(Dataset items)
──────────────────────────────

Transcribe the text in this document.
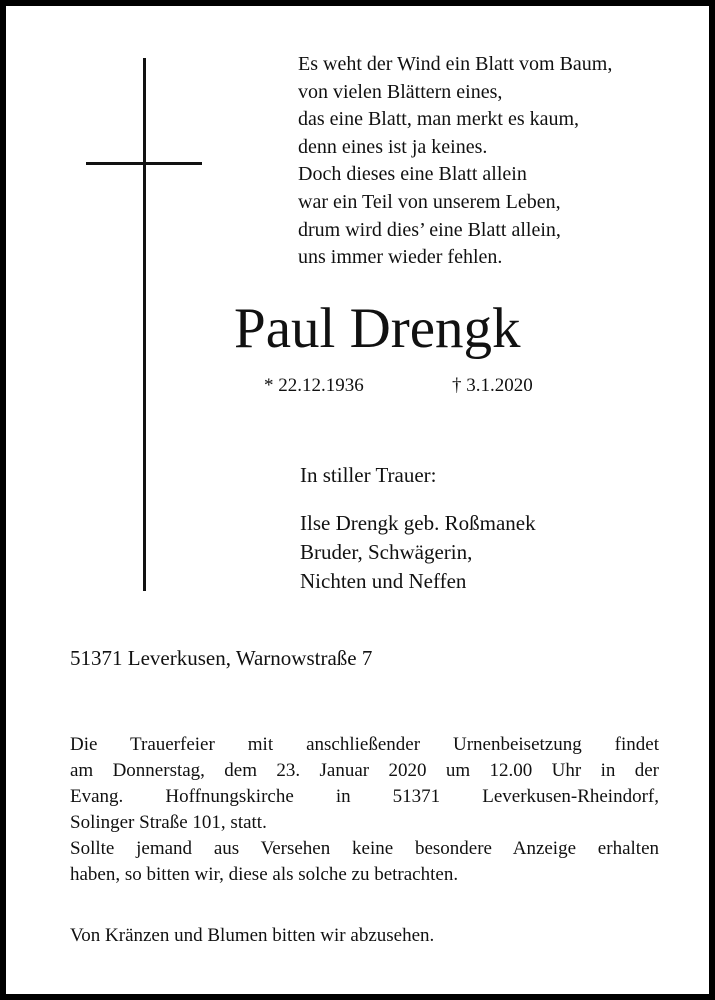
Es weht der Wind ein Blatt vom Baum,
von vielen Blättern eines,
das eine Blatt, man merkt es kaum,
denn eines ist ja keines.
Doch dieses eine Blatt allein
war ein Teil von unserem Leben,
drum wird dies’ eine Blatt allein,
uns immer wieder fehlen.
Paul Drengk
* 22.12.1936	† 3.1.2020
In stiller Trauer:
Ilse Drengk geb. Roßmanek
Bruder, Schwägerin,
Nichten und Neffen
51371 Leverkusen, Warnowstraße 7
Die Trauerfeier mit anschließender Urnenbeisetzung findet
am Donnerstag, dem 23. Januar 2020 um 12.00 Uhr in der
Evang. Hoffnungskirche in 51371 Leverkusen-Rheindorf,
Solinger Straße 101, statt.
Sollte jemand aus Versehen keine besondere Anzeige erhalten
haben, so bitten wir, diese als solche zu betrachten.
Von Kränzen und Blumen bitten wir abzusehen.
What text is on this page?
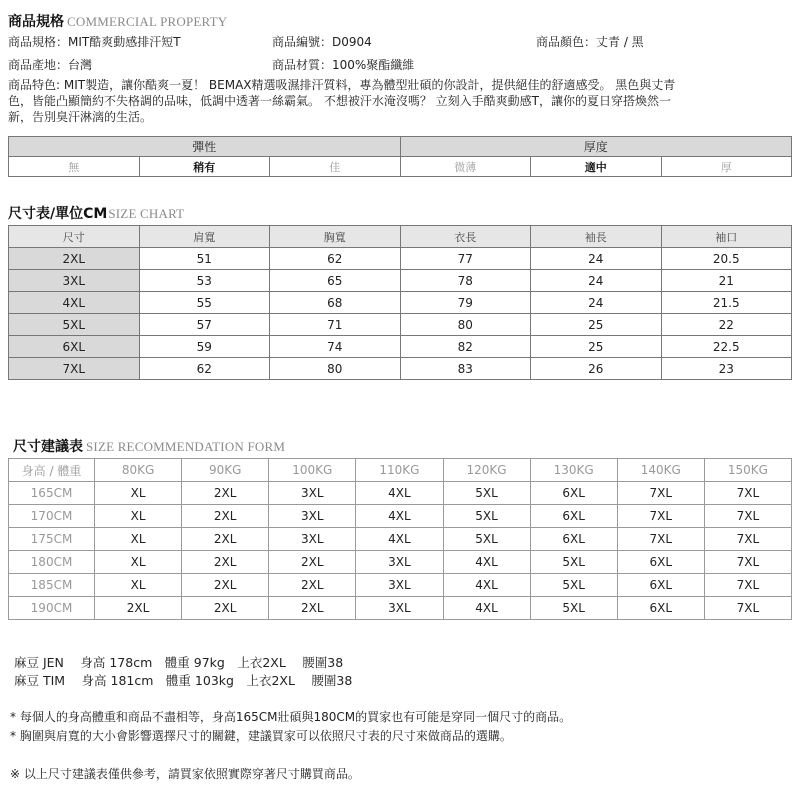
商品規格 COMMERCIAL PROPERTY
商品規格：MIT酷爽動感排汗短T	商品編號：D0904	商品顏色：丈青 / 黑
商品產地：台灣	商品材質：100%聚酯纖維
商品特色: MIT製造，讓你酷爽一夏！ BEMAX精選吸濕排汗質料，專為體型壯碩的你設計，提供絕佳的舒適感受。 黑色與丈青
色，皆能凸顯簡約不失格調的品味，低調中透著一絲霸氣。 不想被汗水淹沒嗎？ 立刻入手酷爽動感T，讓你的夏日穿搭煥然一
新，告別臭汗淋漓的生活。
彈性			厚度		
無	稍有	佳	微薄	適中	厚
尺寸表/單位CMSIZE CHART
尺寸	肩寬	胸寬	衣長	袖長	袖口
2XL	51	62	77	24	20.5
3XL	53	65	78	24	21
4XL	55	68	79	24	21.5
5XL	57	71	80	25	22
6XL	59	74	82	25	22.5
7XL	62	80	83	26	23
尺寸建議表 SIZE RECOMMENDATION FORM
身高 / 體重	80KG	90KG	100KG	110KG	120KG	130KG	140KG	150KG
165CM	XL	2XL	3XL	4XL	5XL	6XL	7XL	7XL
170CM	XL	2XL	3XL	4XL	5XL	6XL	7XL	7XL
175CM	XL	2XL	3XL	4XL	5XL	6XL	7XL	7XL
180CM	XL	2XL	2XL	3XL	4XL	5XL	6XL	7XL
185CM	XL	2XL	2XL	3XL	4XL	5XL	6XL	7XL
190CM	2XL	2XL	2XL	3XL	4XL	5XL	6XL	7XL
麻豆 JEN　 身高 178cm　體重 97kg　上衣2XL　 腰圍38
麻豆 TIM　 身高 181cm　體重 103kg　上衣2XL　 腰圍38
* 每個人的身高體重和商品不盡相等，身高165CM壯碩與180CM的買家也有可能是穿同一個尺寸的商品。
* 胸圍與肩寬的大小會影響選擇尺寸的關鍵，建議買家可以依照尺寸表的尺寸來做商品的選購。
※ 以上尺寸建議表僅供參考，請買家依照實際穿著尺寸購買商品。
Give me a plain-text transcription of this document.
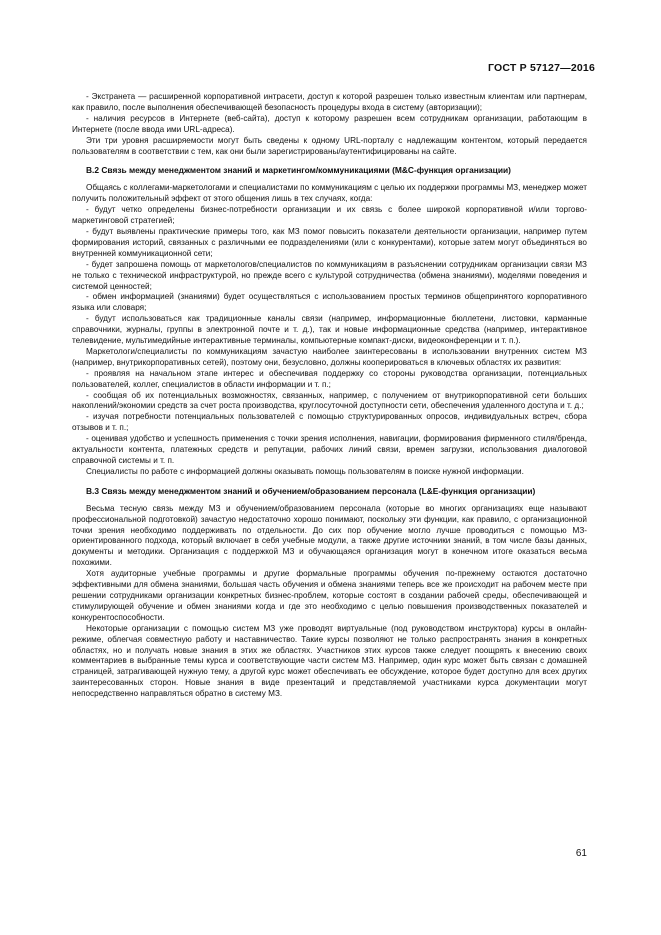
ГОСТ Р 57127—2016

- Экстранета — расширенной корпоративной интрасети, доступ к которой разрешен только известным клиентам или партнерам, как правило, после выполнения обеспечивающей безопасность процедуры входа в систему (авторизации);

- наличия ресурсов в Интернете (веб-сайта), доступ к которому разрешен всем сотрудникам организации, работающим в Интернете (после ввода ими URL-адреса).

Эти три уровня расширяемости могут быть сведены к одному URL-порталу с надлежащим контентом, который передается пользователям в соответствии с тем, как они были зарегистрированы/аутентифицированы на сайте.

В.2 Связь между менеджментом знаний и маркетингом/коммуникациями (M&C-функция организации)

Общаясь с коллегами-маркетологами и специалистами по коммуникациям с целью их поддержки программы МЗ, менеджер может получить положительный эффект от этого общения лишь в тех случаях, когда:

- будут четко определены бизнес-потребности организации и их связь с более широкой корпоративной и/или торгово-маркетинговой стратегией;

- будут выявлены практические примеры того, как МЗ помог повысить показатели деятельности организации, например путем формирования историй, связанных с различными ее подразделениями (или с конкурентами), которые затем могут объединяться во внутренней коммуникационной сети;

- будет запрошена помощь от маркетологов/специалистов по коммуникациям в разъяснении сотрудникам организации связи МЗ не только с технической инфраструктурой, но прежде всего с культурой сотрудничества (обмена знаниями), моделями поведения и системой ценностей;

- обмен информацией (знаниями) будет осуществляться с использованием простых терминов общепринятого корпоративного языка или словаря;

- будут использоваться как традиционные каналы связи (например, информационные бюллетени, листовки, карманные справочники, журналы, группы в электронной почте и т. д.), так и новые информационные средства (например, интерактивное телевидение, мультимедийные интерактивные терминалы, компьютерные компакт-диски, видеоконференции и т. п.).

Маркетологи/специалисты по коммуникациям зачастую наиболее заинтересованы в использовании внутренних систем МЗ (например, внутрикорпоративных сетей), поэтому они, безусловно, должны кооперироваться в ключевых областях их развития:

- проявляя на начальном этапе интерес и обеспечивая поддержку со стороны руководства организации, потенциальных пользователей, коллег, специалистов в области информации и т. п.;

- сообщая об их потенциальных возможностях, связанных, например, с получением от внутрикорпоративной сети больших накоплений/экономии средств за счет роста производства, круглосуточной доступности сети, обеспечения удаленного доступа и т. д.;

- изучая потребности потенциальных пользователей с помощью структурированных опросов, индивидуальных встреч, сбора отзывов и т. п.;

- оценивая удобство и успешность применения с точки зрения исполнения, навигации, формирования фирменного стиля/бренда, актуальности контента, платежных средств и репутации, рабочих линий связи, времен загрузки, использования диалоговой справочной системы и т. п.

Специалисты по работе с информацией должны оказывать помощь пользователям в поиске нужной информации.

В.3 Связь между менеджментом знаний и обучением/образованием персонала (L&E-функция организации)

Весьма тесную связь между МЗ и обучением/образованием персонала (которые во многих организациях еще называют профессиональной подготовкой) зачастую недостаточно хорошо понимают, поскольку эти функции, как правило, с организационной точки зрения необходимо поддерживать по отдельности. До сих пор обучение могло лучше проводиться с помощью МЗ-ориентированного подхода, который включает в себя учебные модули, а также другие источники знаний, в том числе базы данных, документы и методики. Организация с поддержкой МЗ и обучающаяся организация могут в конечном итоге оказаться весьма похожими.

Хотя аудиторные учебные программы и другие формальные программы обучения по-прежнему остаются достаточно эффективными для обмена знаниями, большая часть обучения и обмена знаниями теперь все же происходит на рабочем месте при решении сотрудниками организации конкретных бизнес-проблем, которые состоят в создании рабочей среды, обеспечивающей и стимулирующей обучение и обмен знаниями когда и где это необходимо с целью повышения производственных показателей и конкурентоспособности.

Некоторые организации с помощью систем МЗ уже проводят виртуальные (под руководством инструктора) курсы в онлайн-режиме, облегчая совместную работу и наставничество. Такие курсы позволяют не только распространять знания в конкретных областях, но и получать новые знания в этих же областях. Участников этих курсов также следует поощрять к внесению своих комментариев в выбранные темы курса и соответствующие части систем МЗ. Например, один курс может быть связан с домашней страницей, затрагивающей нужную тему, а другой курс может обеспечивать ее обсуждение, которое будет доступно для всех других заинтересованных сторон. Новые знания в виде презентаций и представляемой участниками курса документации могут непосредственно направляться обратно в систему МЗ.

61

──────────────────────────────

## TASK GOAL
Locate all lines that include the word "формирования" and copy them out.

## ANSWER TO THIS EXERCISE
- будут выявлены практические примеры того, как МЗ помог повысить показатели деятельности организации, например путем формирования историй, связанных с различными ее подразделениями (или с конкурентами), которые затем могут объединяться во внутренней коммуникационной сети;
- оценивая удобство и успешность применения с точки зрения исполнения, навигации, формирования фирменного стиля/бренда, актуальности контента, платежных средств и репутации, рабочих линий связи, времен загрузки, использования диалоговой справочной системы и т. п.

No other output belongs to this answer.